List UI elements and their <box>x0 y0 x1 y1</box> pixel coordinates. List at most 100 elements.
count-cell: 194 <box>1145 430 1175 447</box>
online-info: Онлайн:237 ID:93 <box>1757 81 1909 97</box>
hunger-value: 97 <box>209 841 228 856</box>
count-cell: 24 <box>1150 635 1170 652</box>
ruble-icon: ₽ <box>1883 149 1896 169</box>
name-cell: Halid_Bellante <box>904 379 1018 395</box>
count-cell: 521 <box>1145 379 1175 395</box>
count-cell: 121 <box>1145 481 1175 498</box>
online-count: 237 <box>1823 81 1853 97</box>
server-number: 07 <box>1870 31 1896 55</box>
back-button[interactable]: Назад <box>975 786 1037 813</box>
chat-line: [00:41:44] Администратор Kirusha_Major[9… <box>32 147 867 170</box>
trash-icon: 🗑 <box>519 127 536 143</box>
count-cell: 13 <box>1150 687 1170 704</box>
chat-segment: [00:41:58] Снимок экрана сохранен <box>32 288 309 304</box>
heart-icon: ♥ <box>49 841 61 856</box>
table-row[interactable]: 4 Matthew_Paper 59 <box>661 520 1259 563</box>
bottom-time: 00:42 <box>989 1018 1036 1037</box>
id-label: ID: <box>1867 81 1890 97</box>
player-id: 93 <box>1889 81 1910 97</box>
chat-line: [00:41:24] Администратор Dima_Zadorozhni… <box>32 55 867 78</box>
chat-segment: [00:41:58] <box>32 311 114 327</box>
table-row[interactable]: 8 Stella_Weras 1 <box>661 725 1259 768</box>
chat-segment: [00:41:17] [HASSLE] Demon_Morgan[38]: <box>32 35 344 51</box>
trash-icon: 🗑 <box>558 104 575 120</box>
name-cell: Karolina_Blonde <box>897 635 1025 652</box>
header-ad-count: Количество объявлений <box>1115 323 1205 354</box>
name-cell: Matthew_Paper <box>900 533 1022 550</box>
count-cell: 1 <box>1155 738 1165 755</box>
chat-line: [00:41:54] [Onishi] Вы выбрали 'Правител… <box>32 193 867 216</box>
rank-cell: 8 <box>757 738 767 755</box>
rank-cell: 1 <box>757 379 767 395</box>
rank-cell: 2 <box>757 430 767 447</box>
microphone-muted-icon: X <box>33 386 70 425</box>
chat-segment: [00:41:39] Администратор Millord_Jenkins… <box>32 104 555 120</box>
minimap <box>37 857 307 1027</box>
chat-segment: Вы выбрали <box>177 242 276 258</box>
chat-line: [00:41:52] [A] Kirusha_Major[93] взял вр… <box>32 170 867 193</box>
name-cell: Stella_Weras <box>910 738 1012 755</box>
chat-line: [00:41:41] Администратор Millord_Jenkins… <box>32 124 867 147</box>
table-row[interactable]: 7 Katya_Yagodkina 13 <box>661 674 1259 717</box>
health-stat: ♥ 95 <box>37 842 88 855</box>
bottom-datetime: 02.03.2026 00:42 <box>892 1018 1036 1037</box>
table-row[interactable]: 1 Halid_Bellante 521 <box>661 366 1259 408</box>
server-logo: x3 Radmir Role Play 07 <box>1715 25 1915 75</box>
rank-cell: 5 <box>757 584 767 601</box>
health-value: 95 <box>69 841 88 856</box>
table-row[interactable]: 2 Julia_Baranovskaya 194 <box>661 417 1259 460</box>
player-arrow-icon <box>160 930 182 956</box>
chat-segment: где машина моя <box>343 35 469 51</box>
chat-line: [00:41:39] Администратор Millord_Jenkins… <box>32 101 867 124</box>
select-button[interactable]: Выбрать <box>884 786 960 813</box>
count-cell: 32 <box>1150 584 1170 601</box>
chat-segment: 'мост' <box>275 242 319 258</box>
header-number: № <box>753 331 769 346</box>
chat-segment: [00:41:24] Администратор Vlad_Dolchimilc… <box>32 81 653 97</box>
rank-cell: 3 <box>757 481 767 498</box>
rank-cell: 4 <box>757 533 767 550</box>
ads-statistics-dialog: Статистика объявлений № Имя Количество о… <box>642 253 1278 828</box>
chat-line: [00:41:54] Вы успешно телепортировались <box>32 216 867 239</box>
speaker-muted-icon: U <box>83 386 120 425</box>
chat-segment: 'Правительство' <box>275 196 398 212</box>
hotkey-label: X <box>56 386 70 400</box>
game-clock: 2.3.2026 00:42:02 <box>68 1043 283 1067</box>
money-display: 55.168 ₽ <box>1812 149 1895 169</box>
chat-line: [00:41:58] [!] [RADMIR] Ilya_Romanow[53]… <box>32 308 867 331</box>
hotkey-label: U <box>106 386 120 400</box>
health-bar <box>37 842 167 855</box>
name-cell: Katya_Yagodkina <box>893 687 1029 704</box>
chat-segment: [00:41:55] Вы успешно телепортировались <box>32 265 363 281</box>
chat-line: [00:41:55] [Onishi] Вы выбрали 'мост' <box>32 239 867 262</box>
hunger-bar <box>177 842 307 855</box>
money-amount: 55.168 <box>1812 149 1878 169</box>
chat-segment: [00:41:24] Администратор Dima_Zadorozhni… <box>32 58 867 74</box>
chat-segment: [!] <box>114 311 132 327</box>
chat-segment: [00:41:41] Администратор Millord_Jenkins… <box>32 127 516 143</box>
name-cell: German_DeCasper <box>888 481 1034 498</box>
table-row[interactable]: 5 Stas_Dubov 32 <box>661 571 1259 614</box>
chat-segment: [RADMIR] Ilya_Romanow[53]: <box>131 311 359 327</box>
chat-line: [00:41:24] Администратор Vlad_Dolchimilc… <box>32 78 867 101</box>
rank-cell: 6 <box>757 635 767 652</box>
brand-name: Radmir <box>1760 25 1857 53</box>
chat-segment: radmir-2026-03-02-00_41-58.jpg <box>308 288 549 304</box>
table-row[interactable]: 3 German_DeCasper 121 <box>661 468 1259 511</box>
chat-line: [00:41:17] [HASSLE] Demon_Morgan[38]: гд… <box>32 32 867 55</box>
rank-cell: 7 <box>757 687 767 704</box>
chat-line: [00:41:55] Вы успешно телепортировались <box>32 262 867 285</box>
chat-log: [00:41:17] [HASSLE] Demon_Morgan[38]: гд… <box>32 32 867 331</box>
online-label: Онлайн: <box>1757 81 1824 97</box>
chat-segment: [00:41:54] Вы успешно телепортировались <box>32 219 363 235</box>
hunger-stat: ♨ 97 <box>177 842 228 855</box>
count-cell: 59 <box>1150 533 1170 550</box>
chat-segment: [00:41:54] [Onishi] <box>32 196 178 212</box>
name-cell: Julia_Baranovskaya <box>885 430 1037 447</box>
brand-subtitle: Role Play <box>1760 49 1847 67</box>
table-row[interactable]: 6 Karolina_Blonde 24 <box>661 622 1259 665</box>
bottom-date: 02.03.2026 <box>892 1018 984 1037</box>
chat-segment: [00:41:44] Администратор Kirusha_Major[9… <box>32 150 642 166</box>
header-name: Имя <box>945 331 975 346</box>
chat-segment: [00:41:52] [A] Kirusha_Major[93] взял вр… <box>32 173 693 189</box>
#####
Rewrite the entries above, changing every "count-cell" to "ad-count-cell" and leaving everything else as it is.

[Result of the task]:
List UI elements and their <box>x0 y0 x1 y1</box> pixel coordinates. List at most 100 elements.
ad-count-cell: 194 <box>1145 430 1175 447</box>
online-info: Онлайн:237 ID:93 <box>1757 81 1909 97</box>
hunger-value: 97 <box>209 841 228 856</box>
ad-count-cell: 24 <box>1150 635 1170 652</box>
ruble-icon: ₽ <box>1883 149 1896 169</box>
name-cell: Halid_Bellante <box>904 379 1018 395</box>
ad-count-cell: 521 <box>1145 379 1175 395</box>
ad-count-cell: 121 <box>1145 481 1175 498</box>
online-count: 237 <box>1823 81 1853 97</box>
server-number: 07 <box>1870 31 1896 55</box>
back-button[interactable]: Назад <box>975 786 1037 813</box>
chat-line: [00:41:44] Администратор Kirusha_Major[9… <box>32 147 867 170</box>
trash-icon: 🗑 <box>519 127 536 143</box>
ad-count-cell: 13 <box>1150 687 1170 704</box>
chat-segment: [00:41:58] Снимок экрана сохранен <box>32 288 309 304</box>
heart-icon: ♥ <box>49 841 61 856</box>
table-row[interactable]: 4 Matthew_Paper 59 <box>661 520 1259 563</box>
bottom-time: 00:42 <box>989 1018 1036 1037</box>
id-label: ID: <box>1867 81 1890 97</box>
player-id: 93 <box>1889 81 1910 97</box>
chat-line: [00:41:24] Администратор Dima_Zadorozhni… <box>32 55 867 78</box>
chat-segment: [00:41:58] <box>32 311 114 327</box>
table-row[interactable]: 8 Stella_Weras 1 <box>661 725 1259 768</box>
chat-segment: [00:41:17] [HASSLE] Demon_Morgan[38]: <box>32 35 344 51</box>
trash-icon: 🗑 <box>558 104 575 120</box>
name-cell: Karolina_Blonde <box>897 635 1025 652</box>
header-ad-count: Количество объявлений <box>1115 323 1205 354</box>
name-cell: Matthew_Paper <box>900 533 1022 550</box>
ad-count-cell: 1 <box>1155 738 1165 755</box>
chat-line: [00:41:54] [Onishi] Вы выбрали 'Правител… <box>32 193 867 216</box>
rank-cell: 8 <box>757 738 767 755</box>
rank-cell: 1 <box>757 379 767 395</box>
rank-cell: 2 <box>757 430 767 447</box>
microphone-muted-icon: X <box>33 386 70 425</box>
chat-segment: [00:41:39] Администратор Millord_Jenkins… <box>32 104 555 120</box>
minimap <box>37 857 307 1027</box>
chat-segment: Вы выбрали <box>177 242 276 258</box>
chat-line: [00:41:52] [A] Kirusha_Major[93] взял вр… <box>32 170 867 193</box>
name-cell: Stella_Weras <box>910 738 1012 755</box>
chat-line: [00:41:41] Администратор Millord_Jenkins… <box>32 124 867 147</box>
table-row[interactable]: 7 Katya_Yagodkina 13 <box>661 674 1259 717</box>
health-stat: ♥ 95 <box>37 842 88 855</box>
bottom-datetime: 02.03.2026 00:42 <box>892 1018 1036 1037</box>
table-row[interactable]: 1 Halid_Bellante 521 <box>661 366 1259 408</box>
server-logo: x3 Radmir Role Play 07 <box>1715 25 1915 75</box>
rank-cell: 5 <box>757 584 767 601</box>
health-value: 95 <box>69 841 88 856</box>
table-row[interactable]: 2 Julia_Baranovskaya 194 <box>661 417 1259 460</box>
player-arrow-icon <box>160 930 182 956</box>
chat-segment: где машина моя <box>343 35 469 51</box>
chat-line: [00:41:39] Администратор Millord_Jenkins… <box>32 101 867 124</box>
select-button[interactable]: Выбрать <box>884 786 960 813</box>
ad-count-cell: 32 <box>1150 584 1170 601</box>
chat-segment: 'мост' <box>275 242 319 258</box>
header-number: № <box>753 331 769 346</box>
chat-segment: [00:41:24] Администратор Vlad_Dolchimilc… <box>32 81 653 97</box>
rank-cell: 3 <box>757 481 767 498</box>
rank-cell: 4 <box>757 533 767 550</box>
ads-statistics-dialog: Статистика объявлений № Имя Количество о… <box>642 253 1278 828</box>
chat-line: [00:41:54] Вы успешно телепортировались <box>32 216 867 239</box>
speaker-muted-icon: U <box>83 386 120 425</box>
chat-segment: 'Правительство' <box>275 196 398 212</box>
hotkey-label: X <box>56 386 70 400</box>
game-clock: 2.3.2026 00:42:02 <box>68 1043 283 1067</box>
money-display: 55.168 ₽ <box>1812 149 1895 169</box>
chat-line: [00:41:58] [!] [RADMIR] Ilya_Romanow[53]… <box>32 308 867 331</box>
hotkey-label: U <box>106 386 120 400</box>
health-bar <box>37 842 167 855</box>
name-cell: Katya_Yagodkina <box>893 687 1029 704</box>
chat-segment: [00:41:55] Вы успешно телепортировались <box>32 265 363 281</box>
chat-line: [00:41:55] [Onishi] Вы выбрали 'мост' <box>32 239 867 262</box>
hunger-bar <box>177 842 307 855</box>
money-amount: 55.168 <box>1812 149 1878 169</box>
chat-segment: [00:41:24] Администратор Dima_Zadorozhni… <box>32 58 867 74</box>
chat-segment: [!] <box>114 311 132 327</box>
chat-segment: [00:41:41] Администратор Millord_Jenkins… <box>32 127 516 143</box>
name-cell: German_DeCasper <box>888 481 1034 498</box>
table-row[interactable]: 5 Stas_Dubov 32 <box>661 571 1259 614</box>
chat-segment: [RADMIR] Ilya_Romanow[53]: <box>131 311 359 327</box>
chat-line: [00:41:24] Администратор Vlad_Dolchimilc… <box>32 78 867 101</box>
rank-cell: 6 <box>757 635 767 652</box>
brand-name: Radmir <box>1760 25 1857 53</box>
chat-segment: radmir-2026-03-02-00_41-58.jpg <box>308 288 549 304</box>
table-row[interactable]: 3 German_DeCasper 121 <box>661 468 1259 511</box>
chat-line: [00:41:17] [HASSLE] Demon_Morgan[38]: гд… <box>32 32 867 55</box>
rank-cell: 7 <box>757 687 767 704</box>
chat-line: [00:41:55] Вы успешно телепортировались <box>32 262 867 285</box>
chat-log: [00:41:17] [HASSLE] Demon_Morgan[38]: гд… <box>32 32 867 331</box>
online-label: Онлайн: <box>1757 81 1824 97</box>
chat-segment: [00:41:54] Вы успешно телепортировались <box>32 219 363 235</box>
hunger-stat: ♨ 97 <box>177 842 228 855</box>
ad-count-cell: 59 <box>1150 533 1170 550</box>
chat-segment: [00:41:54] [Onishi] <box>32 196 178 212</box>
name-cell: Julia_Baranovskaya <box>885 430 1037 447</box>
brand-subtitle: Role Play <box>1760 49 1847 67</box>
table-row[interactable]: 6 Karolina_Blonde 24 <box>661 622 1259 665</box>
bottom-date: 02.03.2026 <box>892 1018 984 1037</box>
chat-segment: [00:41:44] Администратор Kirusha_Major[9… <box>32 150 642 166</box>
header-name: Имя <box>945 331 975 346</box>
chat-segment: [00:41:52] [A] Kirusha_Major[93] взял вр… <box>32 173 693 189</box>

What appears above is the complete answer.